Problem: Render the listing as a Markdown table with the columns Row and Listing line, starting at the line that contains "segment this chart: for" and ending after the line that contains "381, 47, 395]". Number the rows, skip blank lines, and leave the pictures out.

Available records:
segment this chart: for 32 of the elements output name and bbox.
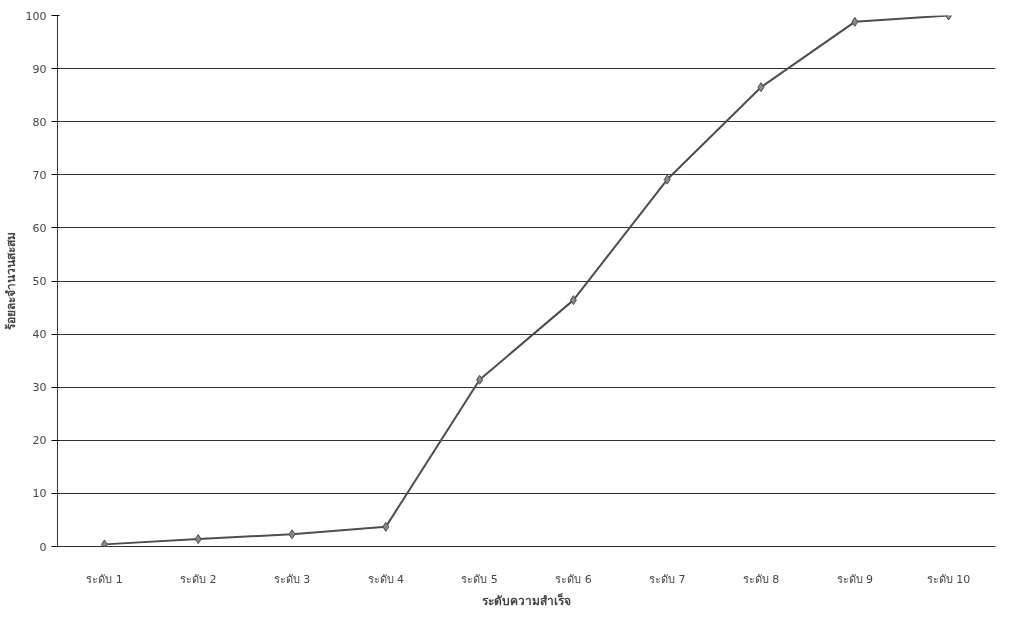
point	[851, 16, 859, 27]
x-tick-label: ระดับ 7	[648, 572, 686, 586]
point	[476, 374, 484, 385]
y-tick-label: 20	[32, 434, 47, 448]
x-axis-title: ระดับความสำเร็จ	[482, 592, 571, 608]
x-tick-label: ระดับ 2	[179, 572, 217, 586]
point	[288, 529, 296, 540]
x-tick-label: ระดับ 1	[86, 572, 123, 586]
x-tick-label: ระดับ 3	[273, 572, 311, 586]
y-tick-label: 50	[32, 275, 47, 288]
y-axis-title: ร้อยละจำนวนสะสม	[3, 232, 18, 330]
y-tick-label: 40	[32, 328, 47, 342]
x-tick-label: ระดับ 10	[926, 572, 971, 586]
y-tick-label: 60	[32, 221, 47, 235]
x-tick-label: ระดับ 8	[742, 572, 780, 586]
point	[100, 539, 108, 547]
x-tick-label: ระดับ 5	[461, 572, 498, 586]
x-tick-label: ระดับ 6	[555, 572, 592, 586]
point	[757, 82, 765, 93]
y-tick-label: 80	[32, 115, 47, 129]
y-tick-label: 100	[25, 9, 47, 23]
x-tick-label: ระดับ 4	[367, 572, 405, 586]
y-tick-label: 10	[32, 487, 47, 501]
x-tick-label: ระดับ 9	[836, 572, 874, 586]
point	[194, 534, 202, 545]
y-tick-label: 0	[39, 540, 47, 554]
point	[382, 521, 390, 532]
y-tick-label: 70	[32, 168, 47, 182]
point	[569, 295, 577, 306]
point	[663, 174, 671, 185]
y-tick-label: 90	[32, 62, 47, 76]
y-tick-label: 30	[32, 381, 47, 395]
==
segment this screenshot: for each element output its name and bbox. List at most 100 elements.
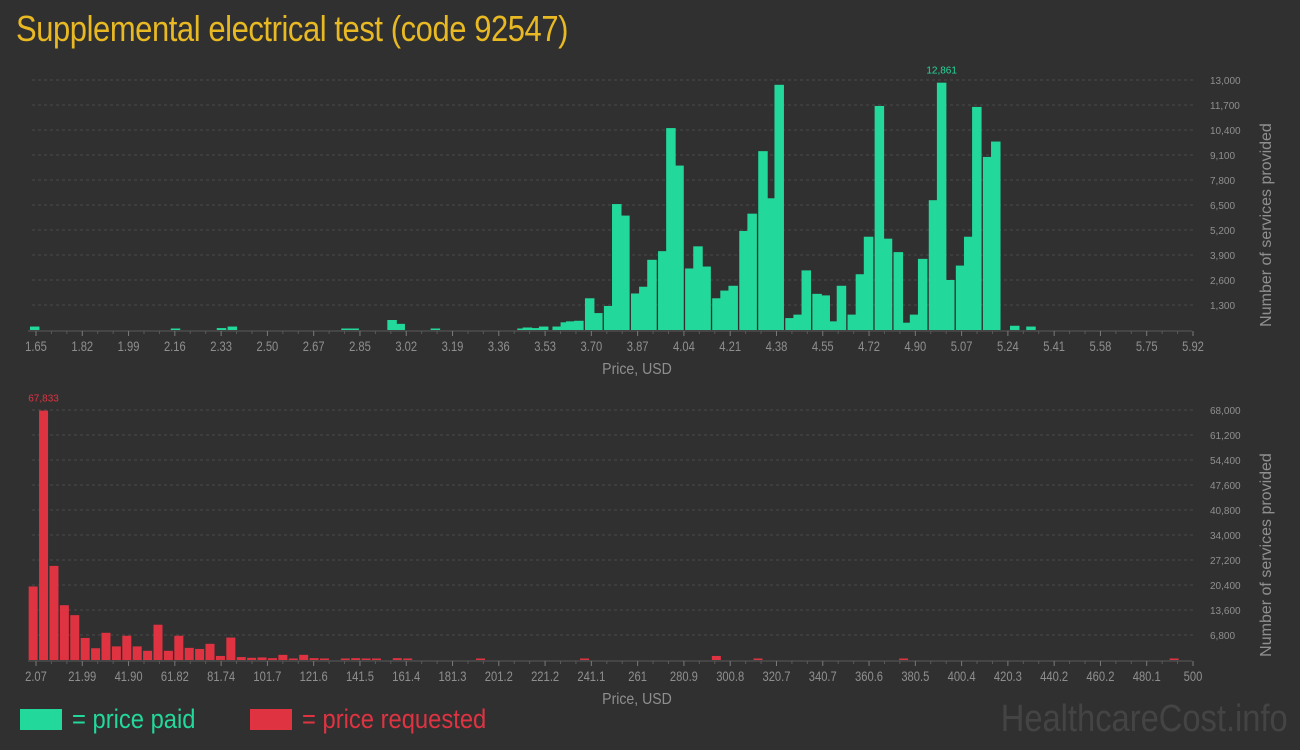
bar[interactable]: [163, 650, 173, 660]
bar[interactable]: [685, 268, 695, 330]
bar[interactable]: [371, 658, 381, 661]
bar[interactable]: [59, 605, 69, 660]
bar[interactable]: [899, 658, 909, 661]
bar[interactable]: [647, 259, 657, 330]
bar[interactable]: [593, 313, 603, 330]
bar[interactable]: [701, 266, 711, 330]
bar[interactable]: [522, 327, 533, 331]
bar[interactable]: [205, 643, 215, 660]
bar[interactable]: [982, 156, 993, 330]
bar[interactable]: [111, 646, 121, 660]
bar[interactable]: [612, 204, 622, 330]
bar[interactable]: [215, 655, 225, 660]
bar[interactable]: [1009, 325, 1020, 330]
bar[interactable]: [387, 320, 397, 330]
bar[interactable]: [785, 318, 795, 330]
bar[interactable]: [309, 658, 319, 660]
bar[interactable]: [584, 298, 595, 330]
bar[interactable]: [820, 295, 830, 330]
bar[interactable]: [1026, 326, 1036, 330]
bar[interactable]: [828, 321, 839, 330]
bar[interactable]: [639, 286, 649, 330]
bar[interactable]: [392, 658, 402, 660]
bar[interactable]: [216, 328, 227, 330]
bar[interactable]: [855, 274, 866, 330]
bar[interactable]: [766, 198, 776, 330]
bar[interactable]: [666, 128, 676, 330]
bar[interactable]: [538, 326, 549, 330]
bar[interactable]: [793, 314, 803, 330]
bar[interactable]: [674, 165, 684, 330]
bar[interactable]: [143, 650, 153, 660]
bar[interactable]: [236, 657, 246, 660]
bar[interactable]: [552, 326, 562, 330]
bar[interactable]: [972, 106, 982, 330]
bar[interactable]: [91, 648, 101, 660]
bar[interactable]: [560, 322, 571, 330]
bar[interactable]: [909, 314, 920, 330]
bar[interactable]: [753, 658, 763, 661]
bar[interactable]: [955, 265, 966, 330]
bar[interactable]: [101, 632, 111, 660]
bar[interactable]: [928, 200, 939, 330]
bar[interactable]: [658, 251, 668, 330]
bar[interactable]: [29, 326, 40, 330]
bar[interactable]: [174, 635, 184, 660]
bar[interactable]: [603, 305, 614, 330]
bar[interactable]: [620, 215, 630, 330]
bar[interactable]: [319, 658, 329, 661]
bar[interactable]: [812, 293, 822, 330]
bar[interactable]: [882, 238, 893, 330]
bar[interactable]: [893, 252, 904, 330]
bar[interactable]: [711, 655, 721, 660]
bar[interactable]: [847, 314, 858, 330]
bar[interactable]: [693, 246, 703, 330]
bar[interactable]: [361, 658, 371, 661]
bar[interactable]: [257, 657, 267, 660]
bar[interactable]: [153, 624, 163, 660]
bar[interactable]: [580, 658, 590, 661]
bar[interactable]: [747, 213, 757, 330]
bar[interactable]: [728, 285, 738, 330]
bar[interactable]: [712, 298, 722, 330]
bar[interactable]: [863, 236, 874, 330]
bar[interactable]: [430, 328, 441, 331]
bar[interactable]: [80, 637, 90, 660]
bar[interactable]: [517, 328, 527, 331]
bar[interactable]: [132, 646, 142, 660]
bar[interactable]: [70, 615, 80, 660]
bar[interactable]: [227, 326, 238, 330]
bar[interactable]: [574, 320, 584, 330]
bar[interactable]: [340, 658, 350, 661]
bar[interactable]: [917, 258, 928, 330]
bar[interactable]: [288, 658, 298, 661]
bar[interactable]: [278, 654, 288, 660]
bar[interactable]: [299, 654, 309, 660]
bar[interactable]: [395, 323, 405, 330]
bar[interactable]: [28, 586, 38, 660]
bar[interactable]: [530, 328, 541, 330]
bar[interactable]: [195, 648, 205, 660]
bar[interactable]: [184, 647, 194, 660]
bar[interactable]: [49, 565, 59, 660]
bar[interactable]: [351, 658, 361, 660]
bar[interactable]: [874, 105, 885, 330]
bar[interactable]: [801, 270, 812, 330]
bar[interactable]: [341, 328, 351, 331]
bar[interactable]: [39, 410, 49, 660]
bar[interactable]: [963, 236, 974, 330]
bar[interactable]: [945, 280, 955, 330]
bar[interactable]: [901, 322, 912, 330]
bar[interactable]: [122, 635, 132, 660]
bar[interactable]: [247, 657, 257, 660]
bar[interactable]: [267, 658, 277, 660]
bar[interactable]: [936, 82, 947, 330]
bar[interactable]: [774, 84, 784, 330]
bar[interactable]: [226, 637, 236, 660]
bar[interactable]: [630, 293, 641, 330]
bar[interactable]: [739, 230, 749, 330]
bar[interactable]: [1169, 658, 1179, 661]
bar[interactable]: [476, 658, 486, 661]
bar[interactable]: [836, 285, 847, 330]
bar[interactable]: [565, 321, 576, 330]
--
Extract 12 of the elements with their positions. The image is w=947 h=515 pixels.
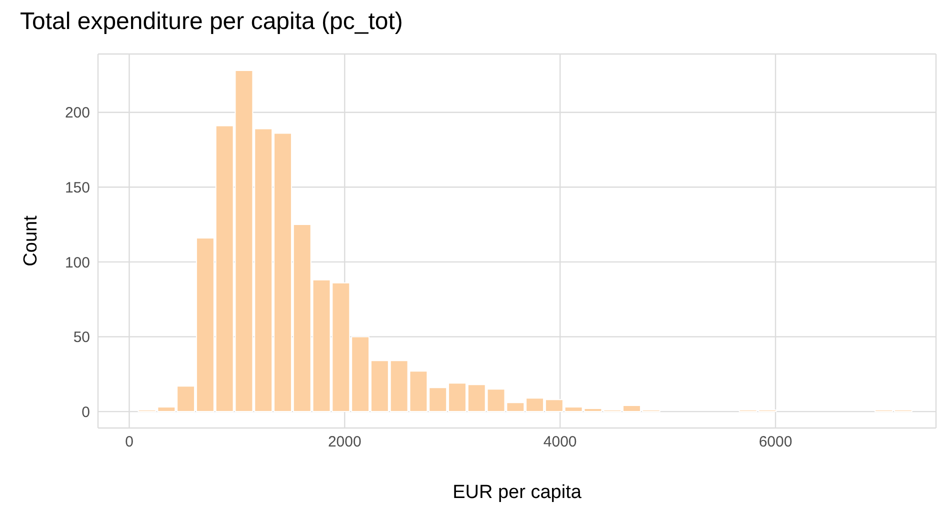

Result for this task:
| Row | Listing line |
|---|---|
| 1 | segment this chart: for 32 of the elements output name and bbox. |
| 2 | point	[851, 16, 859, 27] |
| 3 | x-tick-label: ระดับ 7	[648, 572, 686, 586] |
| 4 | point	[476, 374, 484, 385] |
| 5 | y-tick-label: 20	[32, 434, 47, 448] |
| 6 | x-axis-title: ระดับความสำเร็จ	[482, 592, 571, 608] |
| 7 | x-tick-label: ระดับ 2	[179, 572, 217, 586] |
| 8 | point	[288, 529, 296, 540] |
| 9 | x-tick-label: ระดับ 1	[86, 572, 123, 586] |
| 10 | x-tick-label: ระดับ 3	[273, 572, 311, 586] |
| 11 | y-tick-label: 50	[32, 275, 47, 288] |
| 12 | y-axis-title: ร้อยละจำนวนสะสม	[3, 232, 18, 330] |
| 13 | y-tick-label: 40	[32, 328, 47, 342] |
| 14 | x-tick-label: ระดับ 10	[926, 572, 971, 586] |
| 15 | y-tick-label: 60	[32, 221, 47, 235] |
| 16 | x-tick-label: ระดับ 8	[742, 572, 780, 586] |
| 17 | point	[100, 539, 108, 547] |
| 18 | x-tick-label: ระดับ 5	[461, 572, 498, 586] |
| 19 | x-tick-label: ระดับ 6	[555, 572, 592, 586] |
| 20 | point	[757, 82, 765, 93] |
| 21 | y-tick-label: 80	[32, 115, 47, 129] |
| 22 | y-tick-label: 100	[25, 9, 47, 23] |
| 23 | x-tick-label: ระดับ 4	[367, 572, 405, 586] |
| 24 | y-tick-label: 10	[32, 487, 47, 501] |
| 25 | x-tick-label: ระดับ 9	[836, 572, 874, 586] |
| 26 | point	[194, 534, 202, 545] |
| 27 | y-tick-label: 0	[39, 540, 47, 554] |
| 28 | point	[382, 521, 390, 532] |
| 29 | y-tick-label: 70	[32, 168, 47, 182] |
| 30 | point	[569, 295, 577, 306] |
| 31 | point	[663, 174, 671, 185] |
| 32 | y-tick-label: 90	[32, 62, 47, 76] |
| 33 | y-tick-label: 30	[32, 381, 47, 395] |